*** ITEMS ***

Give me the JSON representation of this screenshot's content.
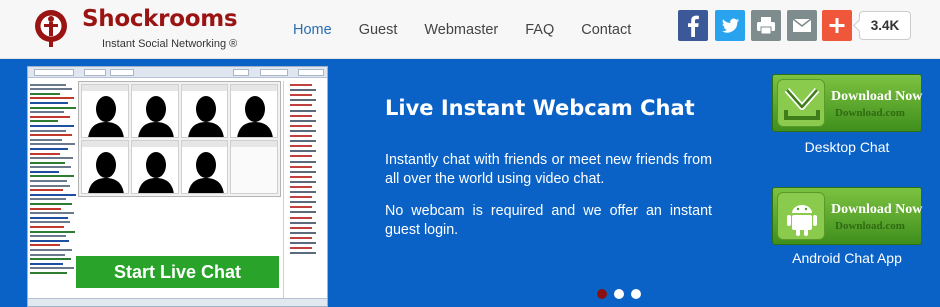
{
  "header": {
    "brand": "Shockrooms",
    "tagline": "Instant Social Networking ®",
    "nav": [
      {
        "label": "Home",
        "active": true
      },
      {
        "label": "Guest",
        "active": false
      },
      {
        "label": "Webmaster",
        "active": false
      },
      {
        "label": "FAQ",
        "active": false
      },
      {
        "label": "Contact",
        "active": false
      }
    ],
    "share": {
      "buttons": [
        "facebook-icon",
        "twitter-icon",
        "print-icon",
        "email-icon",
        "plus-icon"
      ],
      "count": "3.4K"
    }
  },
  "banner": {
    "start_button": "Start Live Chat",
    "headline": "Live Instant Webcam Chat",
    "paragraph1": "Instantly chat with friends or meet new friends from all over the world using video chat.",
    "paragraph2": "No webcam is required and we offer an instant guest login.",
    "downloads": [
      {
        "title": "Download Now",
        "subtitle": "Download.com",
        "label": "Desktop Chat",
        "icon": "download-arrow-icon"
      },
      {
        "title": "Download Now",
        "subtitle": "Download.com",
        "label": "Android Chat App",
        "icon": "android-icon"
      }
    ],
    "slides": 3,
    "active_slide": 1
  },
  "colors": {
    "brand": "#9b1414",
    "banner_bg": "#0a62c7",
    "start_button": "#29a329",
    "nav_active": "#2a6db3"
  }
}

***

- _TASK REQUIREMENTS_: Omit all pictures while transcribing the entries verbatim.

- _ANSWER TO THE TASK_:
Give me the JSON representation of this screenshot's content.
{
  "header": {
    "brand": "Shockrooms",
    "tagline": "Instant Social Networking ®",
    "nav": [
      {
        "label": "Home",
        "active": true
      },
      {
        "label": "Guest",
        "active": false
      },
      {
        "label": "Webmaster",
        "active": false
      },
      {
        "label": "FAQ",
        "active": false
      },
      {
        "label": "Contact",
        "active": false
      }
    ],
    "share": {
      "buttons": [
        "facebook-icon",
        "twitter-icon",
        "print-icon",
        "email-icon",
        "plus-icon"
      ],
      "count": "3.4K"
    }
  },
  "banner": {
    "start_button": "Start Live Chat",
    "headline": "Live Instant Webcam Chat",
    "paragraph1": "Instantly chat with friends or meet new friends from all over the world using video chat.",
    "paragraph2": "No webcam is required and we offer an instant guest login.",
    "downloads": [
      {
        "title": "Download Now",
        "subtitle": "Download.com",
        "label": "Desktop Chat",
        "icon": "download-arrow-icon"
      },
      {
        "title": "Download Now",
        "subtitle": "Download.com",
        "label": "Android Chat App",
        "icon": "android-icon"
      }
    ],
    "slides": 3,
    "active_slide": 1
  },
  "colors": {
    "brand": "#9b1414",
    "banner_bg": "#0a62c7",
    "start_button": "#29a329",
    "nav_active": "#2a6db3"
  }
}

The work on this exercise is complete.